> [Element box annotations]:

——

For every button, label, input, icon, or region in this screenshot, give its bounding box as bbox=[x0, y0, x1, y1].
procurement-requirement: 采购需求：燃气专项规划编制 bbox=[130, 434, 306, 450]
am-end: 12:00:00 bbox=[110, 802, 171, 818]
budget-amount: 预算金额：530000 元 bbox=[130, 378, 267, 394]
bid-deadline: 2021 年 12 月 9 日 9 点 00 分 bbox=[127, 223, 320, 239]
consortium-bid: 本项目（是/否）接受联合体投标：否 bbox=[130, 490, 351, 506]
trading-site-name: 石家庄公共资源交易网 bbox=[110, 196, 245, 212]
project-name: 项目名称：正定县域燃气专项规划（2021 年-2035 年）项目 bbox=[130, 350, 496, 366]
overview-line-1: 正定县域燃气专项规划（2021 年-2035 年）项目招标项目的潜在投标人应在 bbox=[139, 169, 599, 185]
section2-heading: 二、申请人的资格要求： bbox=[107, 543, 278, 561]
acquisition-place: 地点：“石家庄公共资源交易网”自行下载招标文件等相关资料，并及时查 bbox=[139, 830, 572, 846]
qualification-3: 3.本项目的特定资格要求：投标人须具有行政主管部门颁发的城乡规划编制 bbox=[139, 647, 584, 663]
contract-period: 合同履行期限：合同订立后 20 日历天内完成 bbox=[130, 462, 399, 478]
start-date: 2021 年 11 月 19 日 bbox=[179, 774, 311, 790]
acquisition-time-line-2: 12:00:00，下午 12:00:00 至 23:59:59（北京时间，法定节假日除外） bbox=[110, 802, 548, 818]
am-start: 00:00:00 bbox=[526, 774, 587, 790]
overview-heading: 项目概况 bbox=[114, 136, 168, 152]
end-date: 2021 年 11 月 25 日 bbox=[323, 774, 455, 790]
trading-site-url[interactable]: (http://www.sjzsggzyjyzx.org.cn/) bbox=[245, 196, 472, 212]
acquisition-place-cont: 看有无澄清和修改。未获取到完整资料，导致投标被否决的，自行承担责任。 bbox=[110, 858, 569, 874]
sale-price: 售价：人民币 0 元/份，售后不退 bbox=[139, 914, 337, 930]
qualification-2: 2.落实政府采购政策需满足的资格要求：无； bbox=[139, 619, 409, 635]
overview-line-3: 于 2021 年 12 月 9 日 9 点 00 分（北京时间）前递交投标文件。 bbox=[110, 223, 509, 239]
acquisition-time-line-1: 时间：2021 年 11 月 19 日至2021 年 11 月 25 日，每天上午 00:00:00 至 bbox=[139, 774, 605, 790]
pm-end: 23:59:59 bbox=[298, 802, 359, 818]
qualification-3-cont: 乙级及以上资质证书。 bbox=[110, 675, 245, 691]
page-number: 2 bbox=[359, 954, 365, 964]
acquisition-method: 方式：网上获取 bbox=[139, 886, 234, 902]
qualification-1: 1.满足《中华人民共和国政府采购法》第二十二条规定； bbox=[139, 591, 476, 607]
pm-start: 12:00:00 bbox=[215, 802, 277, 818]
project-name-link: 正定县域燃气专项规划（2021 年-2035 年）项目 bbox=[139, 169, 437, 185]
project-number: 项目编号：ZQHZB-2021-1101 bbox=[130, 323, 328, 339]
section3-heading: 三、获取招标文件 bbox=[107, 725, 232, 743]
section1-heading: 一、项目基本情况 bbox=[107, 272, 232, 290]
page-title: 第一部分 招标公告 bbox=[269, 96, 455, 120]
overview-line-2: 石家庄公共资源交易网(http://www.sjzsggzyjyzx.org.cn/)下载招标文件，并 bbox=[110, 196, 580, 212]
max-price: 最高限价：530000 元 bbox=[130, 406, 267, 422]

——

Extract every row above and reproduce each one word for word, with no changes.

For every button, label, input, icon, or region in this screenshot, give its bounding box as bbox=[x0, y0, x1, y1].
procurement-requirement: 采购需求：燃气专项规划编制 bbox=[130, 434, 306, 450]
am-end: 12:00:00 bbox=[110, 802, 171, 818]
budget-amount: 预算金额：530000 元 bbox=[130, 378, 267, 394]
bid-deadline: 2021 年 12 月 9 日 9 点 00 分 bbox=[127, 223, 320, 239]
consortium-bid: 本项目（是/否）接受联合体投标：否 bbox=[130, 490, 351, 506]
trading-site-name: 石家庄公共资源交易网 bbox=[110, 196, 245, 212]
project-name: 项目名称：正定县域燃气专项规划（2021 年-2035 年）项目 bbox=[130, 350, 496, 366]
overview-line-1: 正定县域燃气专项规划（2021 年-2035 年）项目招标项目的潜在投标人应在 bbox=[139, 169, 599, 185]
section2-heading: 二、申请人的资格要求： bbox=[107, 543, 278, 561]
acquisition-place: 地点：“石家庄公共资源交易网”自行下载招标文件等相关资料，并及时查 bbox=[139, 830, 572, 846]
qualification-3: 3.本项目的特定资格要求：投标人须具有行政主管部门颁发的城乡规划编制 bbox=[139, 647, 584, 663]
contract-period: 合同履行期限：合同订立后 20 日历天内完成 bbox=[130, 462, 399, 478]
start-date: 2021 年 11 月 19 日 bbox=[179, 774, 311, 790]
acquisition-time-line-2: 12:00:00，下午 12:00:00 至 23:59:59（北京时间，法定节假日除外） bbox=[110, 802, 548, 818]
am-start: 00:00:00 bbox=[526, 774, 587, 790]
overview-heading: 项目概况 bbox=[114, 136, 168, 152]
end-date: 2021 年 11 月 25 日 bbox=[323, 774, 455, 790]
trading-site-url[interactable]: (http://www.sjzsggzyjyzx.org.cn/) bbox=[245, 196, 472, 212]
acquisition-place-cont: 看有无澄清和修改。未获取到完整资料，导致投标被否决的，自行承担责任。 bbox=[110, 858, 569, 874]
sale-price: 售价：人民币 0 元/份，售后不退 bbox=[139, 914, 337, 930]
qualification-2: 2.落实政府采购政策需满足的资格要求：无； bbox=[139, 619, 409, 635]
overview-line-3: 于 2021 年 12 月 9 日 9 点 00 分（北京时间）前递交投标文件。 bbox=[110, 223, 509, 239]
acquisition-time-line-1: 时间：2021 年 11 月 19 日至2021 年 11 月 25 日，每天上午 00:00:00 至 bbox=[139, 774, 605, 790]
pm-end: 23:59:59 bbox=[298, 802, 359, 818]
qualification-3-cont: 乙级及以上资质证书。 bbox=[110, 675, 245, 691]
page-number: 2 bbox=[359, 954, 365, 964]
acquisition-method: 方式：网上获取 bbox=[139, 886, 234, 902]
qualification-1: 1.满足《中华人民共和国政府采购法》第二十二条规定； bbox=[139, 591, 476, 607]
pm-start: 12:00:00 bbox=[215, 802, 277, 818]
project-name-link: 正定县域燃气专项规划（2021 年-2035 年）项目 bbox=[139, 169, 437, 185]
project-number: 项目编号：ZQHZB-2021-1101 bbox=[130, 323, 328, 339]
section3-heading: 三、获取招标文件 bbox=[107, 725, 232, 743]
section1-heading: 一、项目基本情况 bbox=[107, 272, 232, 290]
page-title: 第一部分 招标公告 bbox=[269, 96, 455, 120]
overview-line-2: 石家庄公共资源交易网(http://www.sjzsggzyjyzx.org.cn/)下载招标文件，并 bbox=[110, 196, 580, 212]
max-price: 最高限价：530000 元 bbox=[130, 406, 267, 422]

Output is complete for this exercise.